■ Records shown

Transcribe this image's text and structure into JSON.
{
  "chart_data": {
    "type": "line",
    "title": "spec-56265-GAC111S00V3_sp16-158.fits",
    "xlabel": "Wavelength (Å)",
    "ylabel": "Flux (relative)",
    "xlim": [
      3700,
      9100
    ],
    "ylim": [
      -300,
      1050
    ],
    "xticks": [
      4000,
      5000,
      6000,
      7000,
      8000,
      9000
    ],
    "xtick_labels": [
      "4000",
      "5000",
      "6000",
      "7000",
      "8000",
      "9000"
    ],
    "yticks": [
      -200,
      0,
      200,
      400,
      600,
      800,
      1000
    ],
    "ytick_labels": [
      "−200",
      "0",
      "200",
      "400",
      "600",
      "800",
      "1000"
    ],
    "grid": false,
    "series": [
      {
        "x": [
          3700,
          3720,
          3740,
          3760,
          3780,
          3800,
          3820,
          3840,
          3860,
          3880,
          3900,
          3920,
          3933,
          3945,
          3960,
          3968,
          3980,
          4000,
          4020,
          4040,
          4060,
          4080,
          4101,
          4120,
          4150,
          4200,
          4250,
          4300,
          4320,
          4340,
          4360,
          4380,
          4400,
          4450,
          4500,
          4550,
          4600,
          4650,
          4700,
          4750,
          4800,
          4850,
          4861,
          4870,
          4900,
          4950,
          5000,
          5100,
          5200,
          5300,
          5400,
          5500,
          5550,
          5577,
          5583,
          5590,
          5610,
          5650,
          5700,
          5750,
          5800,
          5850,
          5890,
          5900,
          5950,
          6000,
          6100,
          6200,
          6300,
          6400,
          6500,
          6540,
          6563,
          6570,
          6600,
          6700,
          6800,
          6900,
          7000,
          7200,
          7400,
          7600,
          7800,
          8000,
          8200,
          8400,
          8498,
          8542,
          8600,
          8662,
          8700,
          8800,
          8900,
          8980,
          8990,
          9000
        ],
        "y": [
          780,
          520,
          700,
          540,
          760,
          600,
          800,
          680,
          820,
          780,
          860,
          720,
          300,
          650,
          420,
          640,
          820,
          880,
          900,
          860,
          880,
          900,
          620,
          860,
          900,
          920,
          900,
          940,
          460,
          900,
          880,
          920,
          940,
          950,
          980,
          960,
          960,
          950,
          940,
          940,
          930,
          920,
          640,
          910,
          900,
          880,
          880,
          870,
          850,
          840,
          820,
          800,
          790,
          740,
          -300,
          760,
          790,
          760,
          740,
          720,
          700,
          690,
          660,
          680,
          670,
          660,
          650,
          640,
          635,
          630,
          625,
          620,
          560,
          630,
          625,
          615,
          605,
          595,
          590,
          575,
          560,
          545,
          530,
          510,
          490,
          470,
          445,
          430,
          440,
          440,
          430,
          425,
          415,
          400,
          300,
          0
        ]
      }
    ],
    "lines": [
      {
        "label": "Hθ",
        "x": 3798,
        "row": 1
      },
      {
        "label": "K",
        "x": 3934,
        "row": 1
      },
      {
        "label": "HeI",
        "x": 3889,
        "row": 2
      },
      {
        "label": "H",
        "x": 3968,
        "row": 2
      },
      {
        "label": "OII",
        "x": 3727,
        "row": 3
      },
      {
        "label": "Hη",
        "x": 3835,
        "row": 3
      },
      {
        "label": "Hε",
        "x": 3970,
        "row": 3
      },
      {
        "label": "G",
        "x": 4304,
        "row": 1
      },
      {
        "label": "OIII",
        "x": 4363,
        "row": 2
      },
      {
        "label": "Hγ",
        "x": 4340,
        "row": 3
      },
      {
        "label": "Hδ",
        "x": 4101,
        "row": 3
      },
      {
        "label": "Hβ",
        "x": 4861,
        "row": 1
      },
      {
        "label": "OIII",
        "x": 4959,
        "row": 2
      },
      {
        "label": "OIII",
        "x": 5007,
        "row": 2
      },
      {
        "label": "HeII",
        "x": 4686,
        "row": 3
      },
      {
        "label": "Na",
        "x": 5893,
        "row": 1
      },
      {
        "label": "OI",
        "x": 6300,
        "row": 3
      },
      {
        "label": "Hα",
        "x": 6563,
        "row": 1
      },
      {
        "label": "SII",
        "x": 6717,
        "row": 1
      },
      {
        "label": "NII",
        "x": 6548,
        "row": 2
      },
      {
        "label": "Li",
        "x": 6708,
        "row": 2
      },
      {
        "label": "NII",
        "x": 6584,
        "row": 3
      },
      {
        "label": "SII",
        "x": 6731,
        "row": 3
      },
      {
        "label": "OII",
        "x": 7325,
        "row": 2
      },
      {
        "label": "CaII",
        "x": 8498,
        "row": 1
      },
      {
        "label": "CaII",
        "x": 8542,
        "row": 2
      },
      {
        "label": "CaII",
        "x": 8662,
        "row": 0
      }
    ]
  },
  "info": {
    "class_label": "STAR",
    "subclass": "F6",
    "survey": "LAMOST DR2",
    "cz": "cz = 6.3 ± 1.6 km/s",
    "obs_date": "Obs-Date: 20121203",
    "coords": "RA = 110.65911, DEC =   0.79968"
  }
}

■ Aim
Copy out every entry again, exactly as it was given.

■ Response to this task
Transcribe this image's text and structure into JSON.
{
  "chart_data": {
    "type": "line",
    "title": "spec-56265-GAC111S00V3_sp16-158.fits",
    "xlabel": "Wavelength (Å)",
    "ylabel": "Flux (relative)",
    "xlim": [
      3700,
      9100
    ],
    "ylim": [
      -300,
      1050
    ],
    "xticks": [
      4000,
      5000,
      6000,
      7000,
      8000,
      9000
    ],
    "xtick_labels": [
      "4000",
      "5000",
      "6000",
      "7000",
      "8000",
      "9000"
    ],
    "yticks": [
      -200,
      0,
      200,
      400,
      600,
      800,
      1000
    ],
    "ytick_labels": [
      "−200",
      "0",
      "200",
      "400",
      "600",
      "800",
      "1000"
    ],
    "grid": false,
    "series": [
      {
        "x": [
          3700,
          3720,
          3740,
          3760,
          3780,
          3800,
          3820,
          3840,
          3860,
          3880,
          3900,
          3920,
          3933,
          3945,
          3960,
          3968,
          3980,
          4000,
          4020,
          4040,
          4060,
          4080,
          4101,
          4120,
          4150,
          4200,
          4250,
          4300,
          4320,
          4340,
          4360,
          4380,
          4400,
          4450,
          4500,
          4550,
          4600,
          4650,
          4700,
          4750,
          4800,
          4850,
          4861,
          4870,
          4900,
          4950,
          5000,
          5100,
          5200,
          5300,
          5400,
          5500,
          5550,
          5577,
          5583,
          5590,
          5610,
          5650,
          5700,
          5750,
          5800,
          5850,
          5890,
          5900,
          5950,
          6000,
          6100,
          6200,
          6300,
          6400,
          6500,
          6540,
          6563,
          6570,
          6600,
          6700,
          6800,
          6900,
          7000,
          7200,
          7400,
          7600,
          7800,
          8000,
          8200,
          8400,
          8498,
          8542,
          8600,
          8662,
          8700,
          8800,
          8900,
          8980,
          8990,
          9000
        ],
        "y": [
          780,
          520,
          700,
          540,
          760,
          600,
          800,
          680,
          820,
          780,
          860,
          720,
          300,
          650,
          420,
          640,
          820,
          880,
          900,
          860,
          880,
          900,
          620,
          860,
          900,
          920,
          900,
          940,
          460,
          900,
          880,
          920,
          940,
          950,
          980,
          960,
          960,
          950,
          940,
          940,
          930,
          920,
          640,
          910,
          900,
          880,
          880,
          870,
          850,
          840,
          820,
          800,
          790,
          740,
          -300,
          760,
          790,
          760,
          740,
          720,
          700,
          690,
          660,
          680,
          670,
          660,
          650,
          640,
          635,
          630,
          625,
          620,
          560,
          630,
          625,
          615,
          605,
          595,
          590,
          575,
          560,
          545,
          530,
          510,
          490,
          470,
          445,
          430,
          440,
          440,
          430,
          425,
          415,
          400,
          300,
          0
        ]
      }
    ],
    "lines": [
      {
        "label": "Hθ",
        "x": 3798,
        "row": 1
      },
      {
        "label": "K",
        "x": 3934,
        "row": 1
      },
      {
        "label": "HeI",
        "x": 3889,
        "row": 2
      },
      {
        "label": "H",
        "x": 3968,
        "row": 2
      },
      {
        "label": "OII",
        "x": 3727,
        "row": 3
      },
      {
        "label": "Hη",
        "x": 3835,
        "row": 3
      },
      {
        "label": "Hε",
        "x": 3970,
        "row": 3
      },
      {
        "label": "G",
        "x": 4304,
        "row": 1
      },
      {
        "label": "OIII",
        "x": 4363,
        "row": 2
      },
      {
        "label": "Hγ",
        "x": 4340,
        "row": 3
      },
      {
        "label": "Hδ",
        "x": 4101,
        "row": 3
      },
      {
        "label": "Hβ",
        "x": 4861,
        "row": 1
      },
      {
        "label": "OIII",
        "x": 4959,
        "row": 2
      },
      {
        "label": "OIII",
        "x": 5007,
        "row": 2
      },
      {
        "label": "HeII",
        "x": 4686,
        "row": 3
      },
      {
        "label": "Na",
        "x": 5893,
        "row": 1
      },
      {
        "label": "OI",
        "x": 6300,
        "row": 3
      },
      {
        "label": "Hα",
        "x": 6563,
        "row": 1
      },
      {
        "label": "SII",
        "x": 6717,
        "row": 1
      },
      {
        "label": "NII",
        "x": 6548,
        "row": 2
      },
      {
        "label": "Li",
        "x": 6708,
        "row": 2
      },
      {
        "label": "NII",
        "x": 6584,
        "row": 3
      },
      {
        "label": "SII",
        "x": 6731,
        "row": 3
      },
      {
        "label": "OII",
        "x": 7325,
        "row": 2
      },
      {
        "label": "CaII",
        "x": 8498,
        "row": 1
      },
      {
        "label": "CaII",
        "x": 8542,
        "row": 2
      },
      {
        "label": "CaII",
        "x": 8662,
        "row": 0
      }
    ]
  },
  "info": {
    "class_label": "STAR",
    "subclass": "F6",
    "survey": "LAMOST DR2",
    "cz": "cz = 6.3 ± 1.6 km/s",
    "obs_date": "Obs-Date: 20121203",
    "coords": "RA = 110.65911, DEC =   0.79968"
  }
}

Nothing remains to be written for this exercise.